(Saved entries)

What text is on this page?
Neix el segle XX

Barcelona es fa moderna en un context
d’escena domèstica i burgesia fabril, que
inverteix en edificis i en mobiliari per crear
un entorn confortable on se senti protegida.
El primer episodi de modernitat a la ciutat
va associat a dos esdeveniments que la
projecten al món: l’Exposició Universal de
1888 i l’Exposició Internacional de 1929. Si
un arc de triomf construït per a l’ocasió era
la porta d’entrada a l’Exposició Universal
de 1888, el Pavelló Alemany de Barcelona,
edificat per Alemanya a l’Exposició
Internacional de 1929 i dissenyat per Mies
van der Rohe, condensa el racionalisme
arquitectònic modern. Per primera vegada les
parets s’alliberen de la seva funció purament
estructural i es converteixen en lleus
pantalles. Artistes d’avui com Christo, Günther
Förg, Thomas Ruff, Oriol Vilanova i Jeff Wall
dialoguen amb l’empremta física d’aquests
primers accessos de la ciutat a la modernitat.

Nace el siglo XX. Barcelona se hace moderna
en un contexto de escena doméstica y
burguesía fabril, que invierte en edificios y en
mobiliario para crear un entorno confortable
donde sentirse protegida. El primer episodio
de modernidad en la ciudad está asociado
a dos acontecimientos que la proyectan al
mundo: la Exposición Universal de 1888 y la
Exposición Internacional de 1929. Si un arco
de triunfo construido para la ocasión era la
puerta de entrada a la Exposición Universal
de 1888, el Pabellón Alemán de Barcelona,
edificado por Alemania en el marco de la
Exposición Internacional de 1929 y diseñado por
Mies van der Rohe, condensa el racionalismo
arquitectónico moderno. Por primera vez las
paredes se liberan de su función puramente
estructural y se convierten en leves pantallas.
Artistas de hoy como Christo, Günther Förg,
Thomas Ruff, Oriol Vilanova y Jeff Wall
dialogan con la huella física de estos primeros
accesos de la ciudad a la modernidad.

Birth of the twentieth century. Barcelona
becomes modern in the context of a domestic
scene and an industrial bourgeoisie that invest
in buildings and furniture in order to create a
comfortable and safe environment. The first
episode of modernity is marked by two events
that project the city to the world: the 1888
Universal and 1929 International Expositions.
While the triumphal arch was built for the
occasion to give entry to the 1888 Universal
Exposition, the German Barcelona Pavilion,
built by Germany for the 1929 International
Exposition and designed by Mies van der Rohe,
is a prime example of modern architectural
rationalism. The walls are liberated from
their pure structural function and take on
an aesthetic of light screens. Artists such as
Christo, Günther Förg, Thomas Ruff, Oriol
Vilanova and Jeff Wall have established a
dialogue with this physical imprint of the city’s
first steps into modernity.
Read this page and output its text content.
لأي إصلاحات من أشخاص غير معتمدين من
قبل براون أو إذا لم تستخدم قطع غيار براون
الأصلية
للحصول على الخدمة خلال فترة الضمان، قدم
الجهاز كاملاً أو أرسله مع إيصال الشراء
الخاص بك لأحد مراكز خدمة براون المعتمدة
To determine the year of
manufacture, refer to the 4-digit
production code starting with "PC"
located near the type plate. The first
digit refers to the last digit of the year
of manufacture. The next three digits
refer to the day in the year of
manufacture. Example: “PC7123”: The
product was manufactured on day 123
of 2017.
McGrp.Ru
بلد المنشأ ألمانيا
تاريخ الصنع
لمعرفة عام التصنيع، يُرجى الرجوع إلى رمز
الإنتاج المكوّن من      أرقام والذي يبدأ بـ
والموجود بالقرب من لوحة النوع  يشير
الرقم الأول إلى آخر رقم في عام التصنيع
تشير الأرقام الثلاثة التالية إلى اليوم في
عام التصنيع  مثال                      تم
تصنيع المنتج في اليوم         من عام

__Stated exercise__
From the listing above, extract every line exactly as it stands.

__Worked answer__
What text is on this page?
Neix el segle XX

Barcelona es fa moderna en un context
d’escena domèstica i burgesia fabril, que
inverteix en edificis i en mobiliari per crear
un entorn confortable on se senti protegida.
El primer episodi de modernitat a la ciutat
va associat a dos esdeveniments que la
projecten al món: l’Exposició Universal de
1888 i l’Exposició Internacional de 1929. Si
un arc de triomf construït per a l’ocasió era
la porta d’entrada a l’Exposició Universal
de 1888, el Pavelló Alemany de Barcelona,
edificat per Alemanya a l’Exposició
Internacional de 1929 i dissenyat per Mies
van der Rohe, condensa el racionalisme
arquitectònic modern. Per primera vegada les
parets s’alliberen de la seva funció purament
estructural i es converteixen en lleus
pantalles. Artistes d’avui com Christo, Günther
Förg, Thomas Ruff, Oriol Vilanova i Jeff Wall
dialoguen amb l’empremta física d’aquests
primers accessos de la ciutat a la modernitat.

Nace el siglo XX. Barcelona se hace moderna
en un contexto de escena doméstica y
burguesía fabril, que invierte en edificios y en
mobiliario para crear un entorno confortable
donde sentirse protegida. El primer episodio
de modernidad en la ciudad está asociado
a dos acontecimientos que la proyectan al
mundo: la Exposición Universal de 1888 y la
Exposición Internacional de 1929. Si un arco
de triunfo construido para la ocasión era la
puerta de entrada a la Exposición Universal
de 1888, el Pabellón Alemán de Barcelona,
edificado por Alemania en el marco de la
Exposición Internacional de 1929 y diseñado por
Mies van der Rohe, condensa el racionalismo
arquitectónico moderno. Por primera vez las
paredes se liberan de su función puramente
estructural y se convierten en leves pantallas.
Artistas de hoy como Christo, Günther Förg,
Thomas Ruff, Oriol Vilanova y Jeff Wall
dialogan con la huella física de estos primeros
accesos de la ciudad a la modernidad.

Birth of the twentieth century. Barcelona
becomes modern in the context of a domestic
scene and an industrial bourgeoisie that invest
in buildings and furniture in order to create a
comfortable and safe environment. The first
episode of modernity is marked by two events
that project the city to the world: the 1888
Universal and 1929 International Expositions.
While the triumphal arch was built for the
occasion to give entry to the 1888 Universal
Exposition, the German Barcelona Pavilion,
built by Germany for the 1929 International
Exposition and designed by Mies van der Rohe,
is a prime example of modern architectural
rationalism. The walls are liberated from
their pure structural function and take on
an aesthetic of light screens. Artists such as
Christo, Günther Förg, Thomas Ruff, Oriol
Vilanova and Jeff Wall have established a
dialogue with this physical imprint of the city’s
first steps into modernity.
Read this page and output its text content.
لأي إصلاحات من أشخاص غير معتمدين من
قبل براون أو إذا لم تستخدم قطع غيار براون
الأصلية
للحصول على الخدمة خلال فترة الضمان، قدم
الجهاز كاملاً أو أرسله مع إيصال الشراء
الخاص بك لأحد مراكز خدمة براون المعتمدة
To determine the year of
manufacture, refer to the 4-digit
production code starting with "PC"
located near the type plate. The first
digit refers to the last digit of the year
of manufacture. The next three digits
refer to the day in the year of
manufacture. Example: “PC7123”: The
product was manufactured on day 123
of 2017.
McGrp.Ru
بلد المنشأ ألمانيا
تاريخ الصنع
لمعرفة عام التصنيع، يُرجى الرجوع إلى رمز
الإنتاج المكوّن من      أرقام والذي يبدأ بـ
والموجود بالقرب من لوحة النوع  يشير
الرقم الأول إلى آخر رقم في عام التصنيع
تشير الأرقام الثلاثة التالية إلى اليوم في
عام التصنيع  مثال                      تم
تصنيع المنتج في اليوم         من عام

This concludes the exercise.